--- SHORT TASK ---
Read the listing below and copy out every line that holds "this".

==============================

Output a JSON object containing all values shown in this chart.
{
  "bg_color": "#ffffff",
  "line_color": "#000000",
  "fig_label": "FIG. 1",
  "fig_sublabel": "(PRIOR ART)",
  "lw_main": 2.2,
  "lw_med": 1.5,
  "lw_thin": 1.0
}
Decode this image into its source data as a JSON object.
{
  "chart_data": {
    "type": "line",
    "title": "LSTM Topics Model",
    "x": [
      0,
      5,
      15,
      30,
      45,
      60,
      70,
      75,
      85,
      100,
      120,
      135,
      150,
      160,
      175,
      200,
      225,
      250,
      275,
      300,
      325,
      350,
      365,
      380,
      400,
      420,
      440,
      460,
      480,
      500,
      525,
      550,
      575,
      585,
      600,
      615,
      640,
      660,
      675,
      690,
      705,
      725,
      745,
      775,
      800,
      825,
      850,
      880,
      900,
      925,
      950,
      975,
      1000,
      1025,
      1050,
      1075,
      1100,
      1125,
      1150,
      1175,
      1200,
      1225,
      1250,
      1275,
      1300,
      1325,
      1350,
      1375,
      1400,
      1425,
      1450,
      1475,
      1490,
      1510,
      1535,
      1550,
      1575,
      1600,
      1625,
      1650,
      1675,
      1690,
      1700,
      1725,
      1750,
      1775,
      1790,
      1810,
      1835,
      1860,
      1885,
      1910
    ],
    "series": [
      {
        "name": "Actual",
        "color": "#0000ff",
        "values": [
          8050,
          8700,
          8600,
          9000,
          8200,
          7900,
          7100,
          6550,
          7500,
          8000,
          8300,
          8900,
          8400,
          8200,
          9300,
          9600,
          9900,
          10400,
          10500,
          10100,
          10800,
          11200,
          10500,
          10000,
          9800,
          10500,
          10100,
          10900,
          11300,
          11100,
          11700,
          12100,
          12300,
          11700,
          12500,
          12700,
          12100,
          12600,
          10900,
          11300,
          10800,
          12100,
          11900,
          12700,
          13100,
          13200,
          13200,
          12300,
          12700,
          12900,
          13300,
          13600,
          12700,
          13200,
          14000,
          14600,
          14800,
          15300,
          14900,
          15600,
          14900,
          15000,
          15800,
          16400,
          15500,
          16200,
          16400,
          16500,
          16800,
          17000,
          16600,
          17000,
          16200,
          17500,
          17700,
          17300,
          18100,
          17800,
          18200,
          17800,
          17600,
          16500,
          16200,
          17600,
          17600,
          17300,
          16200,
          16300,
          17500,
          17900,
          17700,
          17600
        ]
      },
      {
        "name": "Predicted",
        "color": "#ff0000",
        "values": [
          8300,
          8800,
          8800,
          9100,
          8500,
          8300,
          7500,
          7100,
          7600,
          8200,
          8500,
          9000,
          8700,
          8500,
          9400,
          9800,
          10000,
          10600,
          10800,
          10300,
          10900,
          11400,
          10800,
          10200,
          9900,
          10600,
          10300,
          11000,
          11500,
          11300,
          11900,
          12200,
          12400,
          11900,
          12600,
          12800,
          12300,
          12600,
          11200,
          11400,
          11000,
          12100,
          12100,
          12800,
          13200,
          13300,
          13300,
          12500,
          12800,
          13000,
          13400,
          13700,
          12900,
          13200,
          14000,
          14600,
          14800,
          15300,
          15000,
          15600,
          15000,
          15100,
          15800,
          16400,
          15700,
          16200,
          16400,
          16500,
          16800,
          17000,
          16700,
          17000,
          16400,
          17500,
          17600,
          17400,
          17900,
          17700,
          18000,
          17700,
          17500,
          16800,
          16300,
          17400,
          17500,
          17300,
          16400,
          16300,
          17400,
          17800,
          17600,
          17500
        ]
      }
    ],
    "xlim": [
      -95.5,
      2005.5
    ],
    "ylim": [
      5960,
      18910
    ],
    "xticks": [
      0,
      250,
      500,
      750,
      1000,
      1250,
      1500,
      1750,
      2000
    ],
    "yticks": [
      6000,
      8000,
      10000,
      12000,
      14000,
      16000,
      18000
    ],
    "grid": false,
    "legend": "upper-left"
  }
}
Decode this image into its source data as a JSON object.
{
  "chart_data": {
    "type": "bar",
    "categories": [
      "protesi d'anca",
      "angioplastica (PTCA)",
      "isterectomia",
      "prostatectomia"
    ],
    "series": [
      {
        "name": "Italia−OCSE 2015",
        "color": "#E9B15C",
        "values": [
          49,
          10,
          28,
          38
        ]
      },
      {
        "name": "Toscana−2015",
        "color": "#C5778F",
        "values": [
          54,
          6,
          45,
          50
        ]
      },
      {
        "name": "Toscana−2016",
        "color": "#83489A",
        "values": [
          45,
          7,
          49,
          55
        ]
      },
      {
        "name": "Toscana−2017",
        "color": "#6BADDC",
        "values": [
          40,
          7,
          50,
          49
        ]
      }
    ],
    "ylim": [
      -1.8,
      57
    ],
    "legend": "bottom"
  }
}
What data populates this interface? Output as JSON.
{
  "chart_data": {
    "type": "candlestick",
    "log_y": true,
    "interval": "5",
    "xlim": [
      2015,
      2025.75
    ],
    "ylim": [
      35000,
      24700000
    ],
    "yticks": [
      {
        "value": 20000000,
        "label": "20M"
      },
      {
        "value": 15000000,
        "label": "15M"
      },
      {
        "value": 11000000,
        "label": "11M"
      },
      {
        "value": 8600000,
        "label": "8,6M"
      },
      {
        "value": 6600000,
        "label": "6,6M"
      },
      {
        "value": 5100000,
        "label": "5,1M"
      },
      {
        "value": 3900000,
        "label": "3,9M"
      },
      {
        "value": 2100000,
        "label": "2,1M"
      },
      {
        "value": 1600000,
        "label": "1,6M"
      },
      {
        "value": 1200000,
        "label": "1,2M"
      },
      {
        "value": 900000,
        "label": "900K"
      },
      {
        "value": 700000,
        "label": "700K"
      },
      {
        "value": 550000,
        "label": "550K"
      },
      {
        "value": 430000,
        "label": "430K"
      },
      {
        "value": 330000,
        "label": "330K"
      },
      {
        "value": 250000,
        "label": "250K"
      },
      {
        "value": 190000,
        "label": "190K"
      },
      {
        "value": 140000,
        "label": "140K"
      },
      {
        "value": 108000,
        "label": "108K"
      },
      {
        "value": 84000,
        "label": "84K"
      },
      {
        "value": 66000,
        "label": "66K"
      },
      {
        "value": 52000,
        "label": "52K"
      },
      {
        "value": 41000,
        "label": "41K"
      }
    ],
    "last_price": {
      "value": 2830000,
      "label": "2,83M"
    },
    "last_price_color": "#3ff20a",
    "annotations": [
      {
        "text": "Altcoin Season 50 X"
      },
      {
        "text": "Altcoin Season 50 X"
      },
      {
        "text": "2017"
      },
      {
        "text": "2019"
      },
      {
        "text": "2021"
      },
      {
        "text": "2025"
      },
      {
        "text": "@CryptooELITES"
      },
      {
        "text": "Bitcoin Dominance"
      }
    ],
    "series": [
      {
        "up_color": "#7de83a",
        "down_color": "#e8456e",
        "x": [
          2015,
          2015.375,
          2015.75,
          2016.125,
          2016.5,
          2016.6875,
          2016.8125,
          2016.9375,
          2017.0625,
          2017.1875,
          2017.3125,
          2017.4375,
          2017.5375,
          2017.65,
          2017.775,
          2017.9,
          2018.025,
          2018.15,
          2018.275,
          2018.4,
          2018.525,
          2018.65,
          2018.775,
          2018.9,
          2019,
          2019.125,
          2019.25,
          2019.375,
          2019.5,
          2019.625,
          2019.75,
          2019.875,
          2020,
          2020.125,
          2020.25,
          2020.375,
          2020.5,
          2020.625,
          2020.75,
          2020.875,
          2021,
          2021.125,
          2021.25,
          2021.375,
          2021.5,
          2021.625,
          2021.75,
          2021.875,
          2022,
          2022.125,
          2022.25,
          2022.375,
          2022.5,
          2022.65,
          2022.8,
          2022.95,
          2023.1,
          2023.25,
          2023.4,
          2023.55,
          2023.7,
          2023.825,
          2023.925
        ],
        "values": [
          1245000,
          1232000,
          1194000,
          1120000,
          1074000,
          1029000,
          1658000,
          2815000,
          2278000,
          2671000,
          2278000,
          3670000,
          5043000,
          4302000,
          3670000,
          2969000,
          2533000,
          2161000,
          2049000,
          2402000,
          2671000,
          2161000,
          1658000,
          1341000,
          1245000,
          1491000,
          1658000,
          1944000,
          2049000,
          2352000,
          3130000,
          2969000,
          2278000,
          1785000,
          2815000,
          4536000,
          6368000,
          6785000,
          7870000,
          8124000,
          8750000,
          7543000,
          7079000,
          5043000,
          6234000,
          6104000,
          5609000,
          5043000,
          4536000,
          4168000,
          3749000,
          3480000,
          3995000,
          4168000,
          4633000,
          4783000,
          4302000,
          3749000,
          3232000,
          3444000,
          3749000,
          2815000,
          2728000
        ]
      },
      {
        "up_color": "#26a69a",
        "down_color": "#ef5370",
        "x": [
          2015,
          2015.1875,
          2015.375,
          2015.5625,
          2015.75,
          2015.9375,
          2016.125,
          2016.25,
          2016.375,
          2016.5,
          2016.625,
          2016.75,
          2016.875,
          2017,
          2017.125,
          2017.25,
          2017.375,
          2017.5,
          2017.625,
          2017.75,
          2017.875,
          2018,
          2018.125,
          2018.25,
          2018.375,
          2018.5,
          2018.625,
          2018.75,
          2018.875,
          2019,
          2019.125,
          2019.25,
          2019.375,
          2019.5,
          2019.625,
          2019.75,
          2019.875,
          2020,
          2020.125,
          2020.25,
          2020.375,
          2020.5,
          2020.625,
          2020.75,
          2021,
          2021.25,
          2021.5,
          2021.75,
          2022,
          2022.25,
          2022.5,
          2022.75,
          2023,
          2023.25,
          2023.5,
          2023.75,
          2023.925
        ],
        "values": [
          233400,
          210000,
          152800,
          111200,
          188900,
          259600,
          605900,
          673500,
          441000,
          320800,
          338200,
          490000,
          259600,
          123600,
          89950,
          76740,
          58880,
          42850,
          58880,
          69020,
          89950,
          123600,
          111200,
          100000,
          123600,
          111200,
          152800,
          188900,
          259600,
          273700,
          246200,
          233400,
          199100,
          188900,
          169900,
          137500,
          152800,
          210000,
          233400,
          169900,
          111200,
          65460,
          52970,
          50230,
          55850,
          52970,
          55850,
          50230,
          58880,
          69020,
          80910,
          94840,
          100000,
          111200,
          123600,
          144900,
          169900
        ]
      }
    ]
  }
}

==============================

--- THE SOLUTION ---
Output a JSON object containing all values shown in this chart.
Decode this image into its source data as a JSON object.
Decode this image into its source data as a JSON object.
What data populates this interface? Output as JSON.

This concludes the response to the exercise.